#### [RECORDS PROVIDED]
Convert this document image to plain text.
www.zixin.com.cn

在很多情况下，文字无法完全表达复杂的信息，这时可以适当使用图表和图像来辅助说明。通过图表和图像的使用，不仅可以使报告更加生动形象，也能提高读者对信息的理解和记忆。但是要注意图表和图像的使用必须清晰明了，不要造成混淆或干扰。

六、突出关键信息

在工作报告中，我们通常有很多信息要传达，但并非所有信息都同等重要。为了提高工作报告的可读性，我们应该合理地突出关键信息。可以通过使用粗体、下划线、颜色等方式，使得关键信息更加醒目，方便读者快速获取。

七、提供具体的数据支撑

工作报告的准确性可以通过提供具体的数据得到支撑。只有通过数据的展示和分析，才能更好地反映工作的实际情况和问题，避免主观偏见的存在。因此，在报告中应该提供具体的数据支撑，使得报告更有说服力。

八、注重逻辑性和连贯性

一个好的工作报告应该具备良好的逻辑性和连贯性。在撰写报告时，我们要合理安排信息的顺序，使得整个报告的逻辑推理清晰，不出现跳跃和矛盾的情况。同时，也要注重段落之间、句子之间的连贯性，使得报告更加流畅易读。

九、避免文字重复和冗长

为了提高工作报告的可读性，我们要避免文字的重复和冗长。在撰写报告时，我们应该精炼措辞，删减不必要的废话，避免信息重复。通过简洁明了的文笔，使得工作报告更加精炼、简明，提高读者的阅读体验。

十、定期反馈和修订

#### [INSTRUCTIONS TO FOLLOW]
Write each line above out exactly.

#### [RIGHT ANSWER]
Convert this document image to plain text.
www.zixin.com.cn

在很多情况下，文字无法完全表达复杂的信息，这时可以适当使用图表和图像来辅助说明。通过图表和图像的使用，不仅可以使报告更加生动形象，也能提高读者对信息的理解和记忆。但是要注意图表和图像的使用必须清晰明了，不要造成混淆或干扰。

六、突出关键信息

在工作报告中，我们通常有很多信息要传达，但并非所有信息都同等重要。为了提高工作报告的可读性，我们应该合理地突出关键信息。可以通过使用粗体、下划线、颜色等方式，使得关键信息更加醒目，方便读者快速获取。

七、提供具体的数据支撑

工作报告的准确性可以通过提供具体的数据得到支撑。只有通过数据的展示和分析，才能更好地反映工作的实际情况和问题，避免主观偏见的存在。因此，在报告中应该提供具体的数据支撑，使得报告更有说服力。

八、注重逻辑性和连贯性

一个好的工作报告应该具备良好的逻辑性和连贯性。在撰写报告时，我们要合理安排信息的顺序，使得整个报告的逻辑推理清晰，不出现跳跃和矛盾的情况。同时，也要注重段落之间、句子之间的连贯性，使得报告更加流畅易读。

九、避免文字重复和冗长

为了提高工作报告的可读性，我们要避免文字的重复和冗长。在撰写报告时，我们应该精炼措辞，删减不必要的废话，避免信息重复。通过简洁明了的文笔，使得工作报告更加精炼、简明，提高读者的阅读体验。

十、定期反馈和修订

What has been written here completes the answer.